Begin Records shown

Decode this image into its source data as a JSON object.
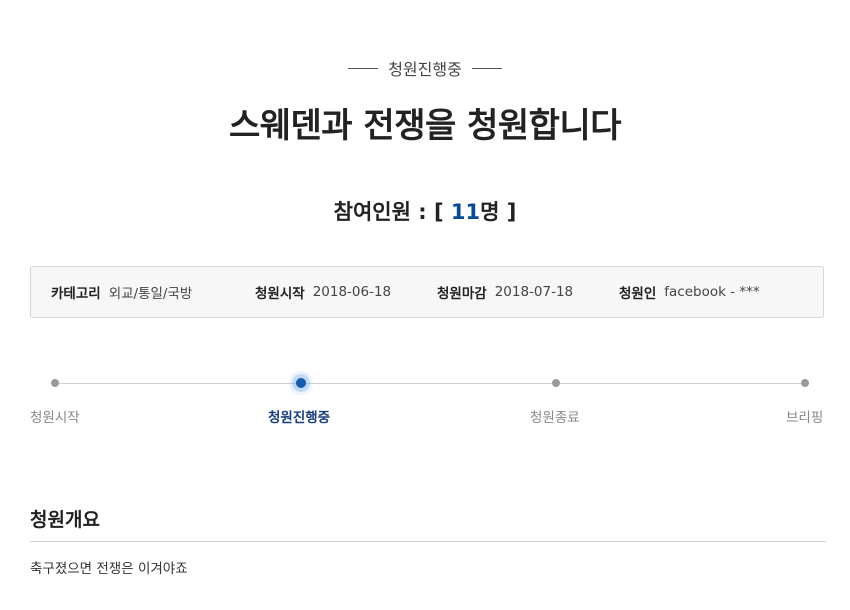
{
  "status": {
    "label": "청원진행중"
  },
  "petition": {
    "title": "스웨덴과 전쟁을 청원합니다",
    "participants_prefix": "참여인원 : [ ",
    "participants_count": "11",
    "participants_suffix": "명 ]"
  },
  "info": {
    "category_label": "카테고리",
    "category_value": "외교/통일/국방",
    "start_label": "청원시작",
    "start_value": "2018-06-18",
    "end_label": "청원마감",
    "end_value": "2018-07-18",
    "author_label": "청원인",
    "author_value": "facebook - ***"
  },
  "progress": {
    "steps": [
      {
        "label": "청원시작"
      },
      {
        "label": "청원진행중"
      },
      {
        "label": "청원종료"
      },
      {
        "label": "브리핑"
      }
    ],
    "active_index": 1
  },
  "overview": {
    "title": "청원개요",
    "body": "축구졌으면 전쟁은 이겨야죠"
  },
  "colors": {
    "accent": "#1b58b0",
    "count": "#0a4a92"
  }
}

End Records shown
Begin Records shown

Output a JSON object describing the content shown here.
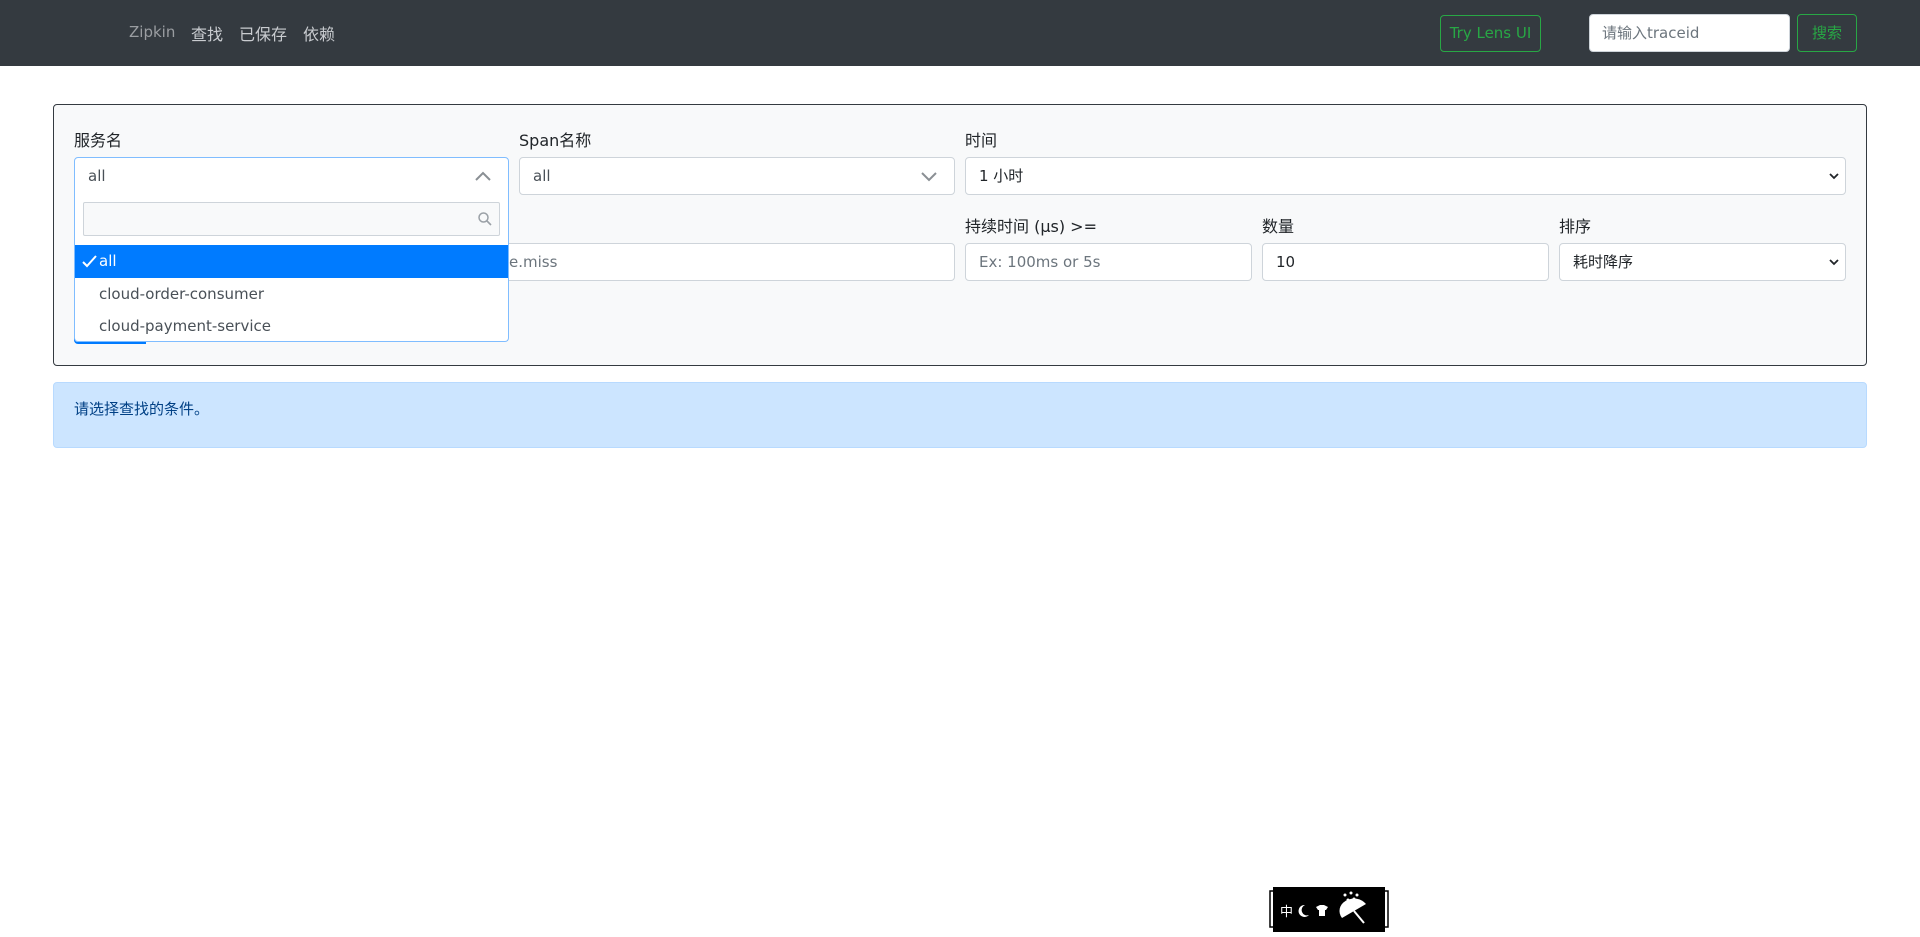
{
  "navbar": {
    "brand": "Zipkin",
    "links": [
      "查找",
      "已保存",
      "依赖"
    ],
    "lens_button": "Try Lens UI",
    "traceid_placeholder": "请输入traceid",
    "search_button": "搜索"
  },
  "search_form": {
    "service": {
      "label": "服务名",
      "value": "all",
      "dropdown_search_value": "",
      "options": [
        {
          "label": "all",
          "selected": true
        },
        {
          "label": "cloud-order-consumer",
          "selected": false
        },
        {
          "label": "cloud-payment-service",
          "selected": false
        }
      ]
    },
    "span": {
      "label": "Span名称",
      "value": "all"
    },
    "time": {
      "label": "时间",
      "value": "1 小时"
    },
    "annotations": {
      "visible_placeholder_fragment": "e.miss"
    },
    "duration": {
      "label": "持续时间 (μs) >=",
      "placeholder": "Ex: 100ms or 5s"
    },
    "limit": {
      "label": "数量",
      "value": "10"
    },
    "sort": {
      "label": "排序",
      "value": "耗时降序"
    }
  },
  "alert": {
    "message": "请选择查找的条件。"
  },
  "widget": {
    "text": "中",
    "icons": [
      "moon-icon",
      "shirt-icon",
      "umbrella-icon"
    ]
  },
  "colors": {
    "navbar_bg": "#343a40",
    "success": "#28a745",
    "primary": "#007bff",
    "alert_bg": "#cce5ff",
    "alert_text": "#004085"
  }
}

End Records shown

Report how many lines of the listing hold the string "object", giving only the number.

2